··· RECORDS TO USE ···

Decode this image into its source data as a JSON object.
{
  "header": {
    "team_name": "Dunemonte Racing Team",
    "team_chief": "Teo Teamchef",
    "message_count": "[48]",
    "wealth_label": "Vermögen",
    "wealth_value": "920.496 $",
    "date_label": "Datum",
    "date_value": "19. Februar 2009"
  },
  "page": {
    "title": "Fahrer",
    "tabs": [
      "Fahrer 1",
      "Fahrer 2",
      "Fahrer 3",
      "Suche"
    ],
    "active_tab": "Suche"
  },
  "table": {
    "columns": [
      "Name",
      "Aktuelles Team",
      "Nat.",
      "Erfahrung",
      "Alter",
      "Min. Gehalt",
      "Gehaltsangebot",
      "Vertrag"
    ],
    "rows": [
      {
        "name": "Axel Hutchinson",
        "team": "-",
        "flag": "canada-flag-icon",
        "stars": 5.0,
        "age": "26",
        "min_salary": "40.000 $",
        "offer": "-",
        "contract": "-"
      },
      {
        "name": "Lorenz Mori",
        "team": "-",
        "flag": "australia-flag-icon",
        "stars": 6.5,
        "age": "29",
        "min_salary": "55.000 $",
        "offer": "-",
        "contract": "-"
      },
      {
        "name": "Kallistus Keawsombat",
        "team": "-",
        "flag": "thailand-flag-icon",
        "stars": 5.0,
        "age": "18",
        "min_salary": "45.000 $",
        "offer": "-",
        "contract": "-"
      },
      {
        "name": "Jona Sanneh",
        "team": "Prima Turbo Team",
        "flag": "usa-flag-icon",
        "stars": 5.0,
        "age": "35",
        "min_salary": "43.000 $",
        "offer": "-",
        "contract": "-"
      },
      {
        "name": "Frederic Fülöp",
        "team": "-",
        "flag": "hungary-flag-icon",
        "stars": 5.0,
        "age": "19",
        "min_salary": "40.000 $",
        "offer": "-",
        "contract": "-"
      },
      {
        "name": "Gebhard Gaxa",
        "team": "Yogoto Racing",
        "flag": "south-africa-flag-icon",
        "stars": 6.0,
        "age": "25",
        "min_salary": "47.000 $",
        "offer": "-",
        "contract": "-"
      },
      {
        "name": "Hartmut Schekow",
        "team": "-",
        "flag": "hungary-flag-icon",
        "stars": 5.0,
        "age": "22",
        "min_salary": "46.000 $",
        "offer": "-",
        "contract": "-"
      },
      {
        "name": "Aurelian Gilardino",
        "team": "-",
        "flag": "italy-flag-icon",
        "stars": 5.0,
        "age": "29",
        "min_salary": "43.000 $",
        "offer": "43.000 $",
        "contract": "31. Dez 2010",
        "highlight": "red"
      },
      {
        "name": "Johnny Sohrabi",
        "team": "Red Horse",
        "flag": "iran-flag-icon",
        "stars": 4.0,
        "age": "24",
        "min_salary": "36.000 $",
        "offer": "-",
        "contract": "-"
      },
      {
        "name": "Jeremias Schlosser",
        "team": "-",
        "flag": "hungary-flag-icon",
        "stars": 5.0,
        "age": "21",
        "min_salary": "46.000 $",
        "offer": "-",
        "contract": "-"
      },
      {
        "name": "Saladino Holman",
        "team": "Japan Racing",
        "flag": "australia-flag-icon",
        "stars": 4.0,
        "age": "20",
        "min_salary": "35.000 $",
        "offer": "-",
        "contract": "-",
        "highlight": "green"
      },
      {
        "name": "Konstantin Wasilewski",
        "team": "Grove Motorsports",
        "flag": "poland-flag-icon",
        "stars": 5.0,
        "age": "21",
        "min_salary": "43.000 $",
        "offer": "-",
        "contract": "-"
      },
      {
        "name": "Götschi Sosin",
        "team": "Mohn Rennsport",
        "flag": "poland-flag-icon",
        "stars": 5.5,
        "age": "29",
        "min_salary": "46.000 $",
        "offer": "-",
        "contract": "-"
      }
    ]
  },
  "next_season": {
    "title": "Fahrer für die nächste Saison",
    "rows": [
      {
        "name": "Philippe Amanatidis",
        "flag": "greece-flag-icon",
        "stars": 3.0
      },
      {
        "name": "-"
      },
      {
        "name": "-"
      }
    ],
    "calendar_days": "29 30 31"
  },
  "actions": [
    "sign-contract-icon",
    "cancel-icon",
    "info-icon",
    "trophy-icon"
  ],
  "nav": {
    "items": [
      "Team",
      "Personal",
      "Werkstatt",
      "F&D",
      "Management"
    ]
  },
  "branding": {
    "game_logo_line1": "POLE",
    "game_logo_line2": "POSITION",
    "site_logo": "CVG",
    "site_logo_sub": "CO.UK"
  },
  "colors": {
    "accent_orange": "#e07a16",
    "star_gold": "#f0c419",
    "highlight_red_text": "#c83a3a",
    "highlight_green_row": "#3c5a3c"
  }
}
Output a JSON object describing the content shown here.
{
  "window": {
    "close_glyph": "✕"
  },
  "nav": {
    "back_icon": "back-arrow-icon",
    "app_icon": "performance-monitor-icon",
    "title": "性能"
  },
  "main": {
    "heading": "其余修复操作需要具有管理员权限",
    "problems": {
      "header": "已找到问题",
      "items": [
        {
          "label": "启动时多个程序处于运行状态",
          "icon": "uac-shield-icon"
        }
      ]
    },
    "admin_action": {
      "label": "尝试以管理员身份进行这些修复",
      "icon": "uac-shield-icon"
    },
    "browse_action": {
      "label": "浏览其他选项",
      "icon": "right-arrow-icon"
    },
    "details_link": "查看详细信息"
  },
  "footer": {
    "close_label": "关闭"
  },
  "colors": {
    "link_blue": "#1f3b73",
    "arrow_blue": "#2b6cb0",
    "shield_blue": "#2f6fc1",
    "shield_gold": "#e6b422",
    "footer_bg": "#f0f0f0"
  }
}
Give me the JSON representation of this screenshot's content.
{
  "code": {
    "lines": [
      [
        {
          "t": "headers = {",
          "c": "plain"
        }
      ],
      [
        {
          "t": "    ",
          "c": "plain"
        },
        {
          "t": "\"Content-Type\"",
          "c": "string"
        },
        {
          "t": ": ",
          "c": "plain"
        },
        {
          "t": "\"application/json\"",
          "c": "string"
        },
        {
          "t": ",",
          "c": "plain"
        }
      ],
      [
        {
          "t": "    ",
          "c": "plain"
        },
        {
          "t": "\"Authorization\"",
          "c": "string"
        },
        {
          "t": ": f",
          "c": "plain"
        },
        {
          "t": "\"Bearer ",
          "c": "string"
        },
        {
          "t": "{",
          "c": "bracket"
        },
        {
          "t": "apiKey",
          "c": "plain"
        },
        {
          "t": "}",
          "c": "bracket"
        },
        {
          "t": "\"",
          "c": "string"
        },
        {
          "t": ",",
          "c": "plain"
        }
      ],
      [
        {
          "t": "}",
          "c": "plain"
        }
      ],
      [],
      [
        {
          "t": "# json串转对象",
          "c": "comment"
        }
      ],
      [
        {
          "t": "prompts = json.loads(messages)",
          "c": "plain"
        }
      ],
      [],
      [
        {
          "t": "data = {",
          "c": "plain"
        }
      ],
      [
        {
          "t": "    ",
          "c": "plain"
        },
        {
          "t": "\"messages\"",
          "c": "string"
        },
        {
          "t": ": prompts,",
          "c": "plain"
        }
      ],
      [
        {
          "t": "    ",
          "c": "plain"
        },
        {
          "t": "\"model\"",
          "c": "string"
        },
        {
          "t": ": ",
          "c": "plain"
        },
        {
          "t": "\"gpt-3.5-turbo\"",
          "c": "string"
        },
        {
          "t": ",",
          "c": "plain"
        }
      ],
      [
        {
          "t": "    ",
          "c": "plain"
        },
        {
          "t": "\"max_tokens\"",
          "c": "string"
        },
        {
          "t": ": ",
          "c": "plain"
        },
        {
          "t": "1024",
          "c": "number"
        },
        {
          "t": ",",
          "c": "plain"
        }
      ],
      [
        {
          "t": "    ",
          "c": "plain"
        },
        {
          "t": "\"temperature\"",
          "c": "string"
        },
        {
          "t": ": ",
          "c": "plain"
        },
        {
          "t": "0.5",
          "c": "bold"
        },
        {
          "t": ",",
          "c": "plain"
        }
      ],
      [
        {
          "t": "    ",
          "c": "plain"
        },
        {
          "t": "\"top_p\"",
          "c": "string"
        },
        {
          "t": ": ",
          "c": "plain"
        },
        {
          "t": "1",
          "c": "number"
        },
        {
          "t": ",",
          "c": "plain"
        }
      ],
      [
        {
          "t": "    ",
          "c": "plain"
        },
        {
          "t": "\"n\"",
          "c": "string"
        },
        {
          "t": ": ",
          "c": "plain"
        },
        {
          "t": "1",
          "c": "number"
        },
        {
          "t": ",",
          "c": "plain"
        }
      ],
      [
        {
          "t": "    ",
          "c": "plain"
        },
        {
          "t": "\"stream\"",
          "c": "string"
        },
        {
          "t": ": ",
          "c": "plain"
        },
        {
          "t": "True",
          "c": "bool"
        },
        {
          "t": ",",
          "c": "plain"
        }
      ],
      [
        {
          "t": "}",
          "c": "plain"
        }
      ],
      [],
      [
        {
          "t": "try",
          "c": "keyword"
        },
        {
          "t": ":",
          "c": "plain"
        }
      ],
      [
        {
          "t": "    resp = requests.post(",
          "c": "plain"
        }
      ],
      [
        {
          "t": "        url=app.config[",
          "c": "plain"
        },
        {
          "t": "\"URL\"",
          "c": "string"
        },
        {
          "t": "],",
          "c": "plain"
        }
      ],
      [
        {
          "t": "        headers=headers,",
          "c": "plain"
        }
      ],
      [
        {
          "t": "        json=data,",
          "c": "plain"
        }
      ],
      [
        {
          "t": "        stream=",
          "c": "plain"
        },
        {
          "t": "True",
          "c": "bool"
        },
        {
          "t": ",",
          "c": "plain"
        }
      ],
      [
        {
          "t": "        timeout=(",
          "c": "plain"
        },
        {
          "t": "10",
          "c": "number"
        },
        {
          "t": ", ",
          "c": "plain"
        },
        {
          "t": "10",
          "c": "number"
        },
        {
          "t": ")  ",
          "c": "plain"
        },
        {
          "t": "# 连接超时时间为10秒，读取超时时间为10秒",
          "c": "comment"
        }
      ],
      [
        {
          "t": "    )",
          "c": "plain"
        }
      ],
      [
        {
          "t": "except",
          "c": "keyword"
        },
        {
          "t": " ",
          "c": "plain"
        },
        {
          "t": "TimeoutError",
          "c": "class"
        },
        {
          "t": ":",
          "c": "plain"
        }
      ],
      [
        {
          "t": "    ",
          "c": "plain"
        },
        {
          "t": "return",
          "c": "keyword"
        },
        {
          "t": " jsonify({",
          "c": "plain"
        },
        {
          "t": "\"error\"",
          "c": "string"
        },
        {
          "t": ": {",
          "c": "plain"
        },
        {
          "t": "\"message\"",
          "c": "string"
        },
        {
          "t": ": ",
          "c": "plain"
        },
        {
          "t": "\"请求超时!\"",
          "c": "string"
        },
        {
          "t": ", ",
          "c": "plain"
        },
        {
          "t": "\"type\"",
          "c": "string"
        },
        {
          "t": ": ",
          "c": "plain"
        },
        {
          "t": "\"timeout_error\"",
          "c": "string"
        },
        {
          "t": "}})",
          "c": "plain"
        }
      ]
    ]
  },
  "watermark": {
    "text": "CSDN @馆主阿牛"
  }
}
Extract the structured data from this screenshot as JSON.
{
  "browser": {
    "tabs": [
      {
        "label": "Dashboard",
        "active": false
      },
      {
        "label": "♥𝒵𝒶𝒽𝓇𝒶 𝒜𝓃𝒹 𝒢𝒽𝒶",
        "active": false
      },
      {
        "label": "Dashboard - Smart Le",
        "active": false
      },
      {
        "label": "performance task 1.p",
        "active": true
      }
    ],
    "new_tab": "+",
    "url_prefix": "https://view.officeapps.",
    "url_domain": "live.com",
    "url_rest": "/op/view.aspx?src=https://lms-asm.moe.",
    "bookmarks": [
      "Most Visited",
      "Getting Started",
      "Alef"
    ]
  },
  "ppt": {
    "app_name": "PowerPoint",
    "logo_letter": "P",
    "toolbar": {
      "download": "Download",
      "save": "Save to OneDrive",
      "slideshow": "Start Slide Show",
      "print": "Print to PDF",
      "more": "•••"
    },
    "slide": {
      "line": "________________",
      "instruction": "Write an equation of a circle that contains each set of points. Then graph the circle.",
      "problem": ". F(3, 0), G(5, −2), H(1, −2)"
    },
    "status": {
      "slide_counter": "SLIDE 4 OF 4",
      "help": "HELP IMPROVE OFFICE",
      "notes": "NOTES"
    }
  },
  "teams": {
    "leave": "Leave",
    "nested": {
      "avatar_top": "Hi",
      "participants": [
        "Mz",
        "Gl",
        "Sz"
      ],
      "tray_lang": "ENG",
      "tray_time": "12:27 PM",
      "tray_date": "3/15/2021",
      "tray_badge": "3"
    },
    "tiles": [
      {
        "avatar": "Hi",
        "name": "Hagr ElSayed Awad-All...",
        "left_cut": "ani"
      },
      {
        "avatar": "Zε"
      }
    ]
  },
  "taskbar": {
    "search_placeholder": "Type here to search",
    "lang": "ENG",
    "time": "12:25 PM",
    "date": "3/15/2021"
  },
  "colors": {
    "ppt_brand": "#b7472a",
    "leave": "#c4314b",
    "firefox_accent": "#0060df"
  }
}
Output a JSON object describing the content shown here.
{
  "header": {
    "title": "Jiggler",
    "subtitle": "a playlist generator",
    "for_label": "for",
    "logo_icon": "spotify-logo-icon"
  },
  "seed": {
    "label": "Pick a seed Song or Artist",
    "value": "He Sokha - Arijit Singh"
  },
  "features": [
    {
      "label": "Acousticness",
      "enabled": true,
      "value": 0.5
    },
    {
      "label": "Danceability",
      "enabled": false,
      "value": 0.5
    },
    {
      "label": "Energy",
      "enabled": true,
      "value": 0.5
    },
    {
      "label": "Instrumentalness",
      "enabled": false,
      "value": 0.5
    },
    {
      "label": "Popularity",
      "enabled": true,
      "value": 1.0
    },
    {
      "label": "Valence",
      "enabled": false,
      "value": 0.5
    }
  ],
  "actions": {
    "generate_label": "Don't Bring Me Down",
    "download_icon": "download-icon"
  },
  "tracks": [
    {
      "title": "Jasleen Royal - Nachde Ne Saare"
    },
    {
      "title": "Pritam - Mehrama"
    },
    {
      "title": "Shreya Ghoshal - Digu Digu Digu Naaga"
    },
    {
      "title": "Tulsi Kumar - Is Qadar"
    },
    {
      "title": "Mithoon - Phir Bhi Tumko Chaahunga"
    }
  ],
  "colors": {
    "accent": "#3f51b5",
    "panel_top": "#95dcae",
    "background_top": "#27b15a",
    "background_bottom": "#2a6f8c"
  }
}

···

## PROBLEM DESCRIPTION
Keep only those lines of the records that hold "data", and return them.

## RESULT
Decode this image into its source data as a JSON object.
          "t": "data = {",
          "t": "        json=data,",
Extract the structured data from this screenshot as JSON.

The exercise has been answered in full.